▶ [SHORT PROBLEM]:
Pick out and copy every line below that has the word "vypořádat".

++++ GIVEN DATA

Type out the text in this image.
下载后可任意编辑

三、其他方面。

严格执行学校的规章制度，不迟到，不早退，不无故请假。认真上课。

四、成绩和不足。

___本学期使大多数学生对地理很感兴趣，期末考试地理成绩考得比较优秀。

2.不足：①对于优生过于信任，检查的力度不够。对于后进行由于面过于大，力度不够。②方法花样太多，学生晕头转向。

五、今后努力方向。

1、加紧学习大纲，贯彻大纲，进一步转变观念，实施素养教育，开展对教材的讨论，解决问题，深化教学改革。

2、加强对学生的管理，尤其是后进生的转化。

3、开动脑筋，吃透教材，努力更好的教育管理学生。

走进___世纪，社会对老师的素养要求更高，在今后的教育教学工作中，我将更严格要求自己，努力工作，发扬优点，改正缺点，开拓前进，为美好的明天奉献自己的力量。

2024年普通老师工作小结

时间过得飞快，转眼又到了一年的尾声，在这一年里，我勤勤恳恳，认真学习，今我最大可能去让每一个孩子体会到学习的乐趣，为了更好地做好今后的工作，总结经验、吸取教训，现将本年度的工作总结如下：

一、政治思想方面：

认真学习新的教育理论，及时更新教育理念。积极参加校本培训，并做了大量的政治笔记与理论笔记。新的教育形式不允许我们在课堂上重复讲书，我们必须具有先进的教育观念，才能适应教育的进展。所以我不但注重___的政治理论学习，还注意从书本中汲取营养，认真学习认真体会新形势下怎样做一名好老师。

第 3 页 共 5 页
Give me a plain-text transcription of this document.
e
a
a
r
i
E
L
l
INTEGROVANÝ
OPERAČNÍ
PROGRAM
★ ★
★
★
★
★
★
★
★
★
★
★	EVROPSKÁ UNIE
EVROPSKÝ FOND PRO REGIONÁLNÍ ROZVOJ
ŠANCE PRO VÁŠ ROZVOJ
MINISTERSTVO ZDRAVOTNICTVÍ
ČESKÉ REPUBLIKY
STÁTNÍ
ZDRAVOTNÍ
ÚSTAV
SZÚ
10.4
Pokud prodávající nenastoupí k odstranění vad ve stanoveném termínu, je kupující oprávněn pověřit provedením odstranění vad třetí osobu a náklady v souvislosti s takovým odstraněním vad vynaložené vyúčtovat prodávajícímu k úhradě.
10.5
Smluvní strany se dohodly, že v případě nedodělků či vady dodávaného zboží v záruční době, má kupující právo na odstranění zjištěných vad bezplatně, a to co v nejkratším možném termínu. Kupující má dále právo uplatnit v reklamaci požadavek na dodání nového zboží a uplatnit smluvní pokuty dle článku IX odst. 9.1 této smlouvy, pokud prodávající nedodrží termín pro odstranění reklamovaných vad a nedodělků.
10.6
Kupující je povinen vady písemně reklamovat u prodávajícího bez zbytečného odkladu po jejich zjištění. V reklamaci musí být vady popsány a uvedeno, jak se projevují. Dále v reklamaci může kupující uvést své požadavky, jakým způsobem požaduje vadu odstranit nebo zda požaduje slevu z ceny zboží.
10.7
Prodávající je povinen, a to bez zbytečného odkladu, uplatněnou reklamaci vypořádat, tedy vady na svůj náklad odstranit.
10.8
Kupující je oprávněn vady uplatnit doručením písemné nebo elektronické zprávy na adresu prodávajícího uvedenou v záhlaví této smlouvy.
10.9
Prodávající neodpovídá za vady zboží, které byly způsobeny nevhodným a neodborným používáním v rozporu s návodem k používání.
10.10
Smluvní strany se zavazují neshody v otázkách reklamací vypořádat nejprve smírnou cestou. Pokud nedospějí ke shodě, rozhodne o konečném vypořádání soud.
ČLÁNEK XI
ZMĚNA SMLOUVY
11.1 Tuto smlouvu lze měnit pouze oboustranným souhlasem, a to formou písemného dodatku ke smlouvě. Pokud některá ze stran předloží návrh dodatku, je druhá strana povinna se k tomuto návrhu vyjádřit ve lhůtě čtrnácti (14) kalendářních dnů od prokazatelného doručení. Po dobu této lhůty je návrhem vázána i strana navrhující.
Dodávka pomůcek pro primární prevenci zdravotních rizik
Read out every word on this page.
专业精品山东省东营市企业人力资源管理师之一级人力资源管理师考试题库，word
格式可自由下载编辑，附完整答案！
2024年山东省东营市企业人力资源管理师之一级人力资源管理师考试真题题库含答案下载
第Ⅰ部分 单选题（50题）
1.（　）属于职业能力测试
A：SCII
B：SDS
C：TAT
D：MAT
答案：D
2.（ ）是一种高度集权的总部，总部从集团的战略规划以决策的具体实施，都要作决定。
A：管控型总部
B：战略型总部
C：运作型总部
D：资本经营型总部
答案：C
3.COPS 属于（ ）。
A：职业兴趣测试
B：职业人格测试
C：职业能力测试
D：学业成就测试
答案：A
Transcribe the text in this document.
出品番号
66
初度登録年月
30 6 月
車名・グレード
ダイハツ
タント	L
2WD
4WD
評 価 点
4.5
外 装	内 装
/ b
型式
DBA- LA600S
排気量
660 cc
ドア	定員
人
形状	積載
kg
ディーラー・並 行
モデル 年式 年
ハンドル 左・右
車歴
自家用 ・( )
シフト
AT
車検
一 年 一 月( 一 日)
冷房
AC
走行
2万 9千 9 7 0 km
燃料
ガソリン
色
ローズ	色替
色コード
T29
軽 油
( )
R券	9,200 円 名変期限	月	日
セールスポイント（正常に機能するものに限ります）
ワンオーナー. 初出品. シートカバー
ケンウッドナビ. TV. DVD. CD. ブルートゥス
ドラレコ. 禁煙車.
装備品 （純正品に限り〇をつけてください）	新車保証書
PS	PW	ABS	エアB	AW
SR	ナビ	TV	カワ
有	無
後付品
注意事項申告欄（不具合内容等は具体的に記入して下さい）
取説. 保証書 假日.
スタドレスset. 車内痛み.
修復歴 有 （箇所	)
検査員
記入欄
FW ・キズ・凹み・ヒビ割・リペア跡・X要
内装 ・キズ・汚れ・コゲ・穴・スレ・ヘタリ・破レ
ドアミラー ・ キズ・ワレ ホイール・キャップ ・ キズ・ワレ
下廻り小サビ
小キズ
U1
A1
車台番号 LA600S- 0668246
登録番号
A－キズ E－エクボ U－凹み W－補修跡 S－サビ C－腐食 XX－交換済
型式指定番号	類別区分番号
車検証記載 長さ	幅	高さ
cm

++++++++

▶ [EXERCISE OUTPUT]:
Prodávající je povinen, a to bez zbytečného odkladu, uplatněnou reklamaci vypořádat, tedy vady na svůj náklad odstranit.
Smluvní strany se zavazují neshody v otázkách reklamací vypořádat nejprve smírnou cestou. Pokud nedospějí ke shodě, rozhodne o konečném vypořádání soud.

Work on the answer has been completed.